* **Supplied material**:
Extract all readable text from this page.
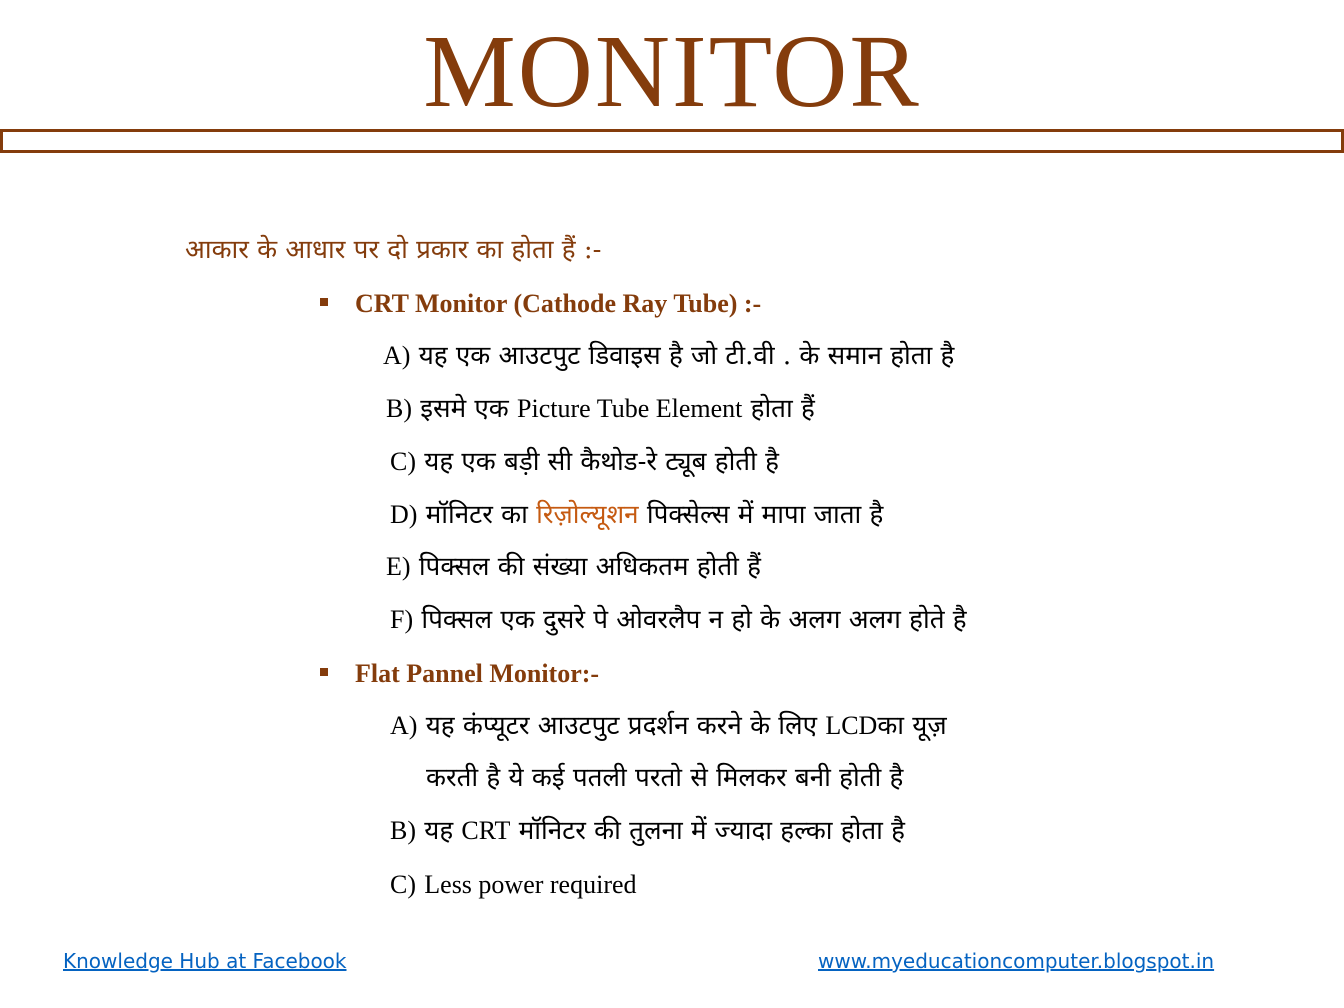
MONITOR
आकार के आधार पर दो प्रकार का होता हैं :-
CRT Monitor (Cathode Ray Tube) :-
A) यह एक आउटपुट डिवाइस है जो टी.वी . के समान होता है
B) इसमे एक Picture Tube Element होता हैं
C) यह एक बड़ी सी कैथोड-रे ट्यूब होती है
D) मॉनिटर का रिज़ोल्यूशन पिक्सेल्स में मापा जाता है
E) पिक्सल की संख्या अधिकतम होती हैं
F) पिक्सल एक दुसरे पे ओवरलैप न हो के अलग अलग होते है
Flat Pannel Monitor:-
A) यह कंप्यूटर आउटपुट प्रदर्शन करने के लिए LCDका यूज़
करती है ये कई पतली परतो से मिलकर बनी होती है
B) यह CRT मॉनिटर की तुलना में ज्यादा हल्का होता है
C) Less power required
Knowledge Hub at Facebook	www.myeducationcomputer.blogspot.in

* **What the task asks**: Each line of the material must be retyped exactly, except that images are omitted.

* **Output of the exercise**:
Extract all readable text from this page.
MONITOR
आकार के आधार पर दो प्रकार का होता हैं :-
CRT Monitor (Cathode Ray Tube) :-
A) यह एक आउटपुट डिवाइस है जो टी.वी . के समान होता है
B) इसमे एक Picture Tube Element होता हैं
C) यह एक बड़ी सी कैथोड-रे ट्यूब होती है
D) मॉनिटर का रिज़ोल्यूशन पिक्सेल्स में मापा जाता है
E) पिक्सल की संख्या अधिकतम होती हैं
F) पिक्सल एक दुसरे पे ओवरलैप न हो के अलग अलग होते है
Flat Pannel Monitor:-
A) यह कंप्यूटर आउटपुट प्रदर्शन करने के लिए LCDका यूज़
करती है ये कई पतली परतो से मिलकर बनी होती है
B) यह CRT मॉनिटर की तुलना में ज्यादा हल्का होता है
C) Less power required
Knowledge Hub at Facebook	www.myeducationcomputer.blogspot.in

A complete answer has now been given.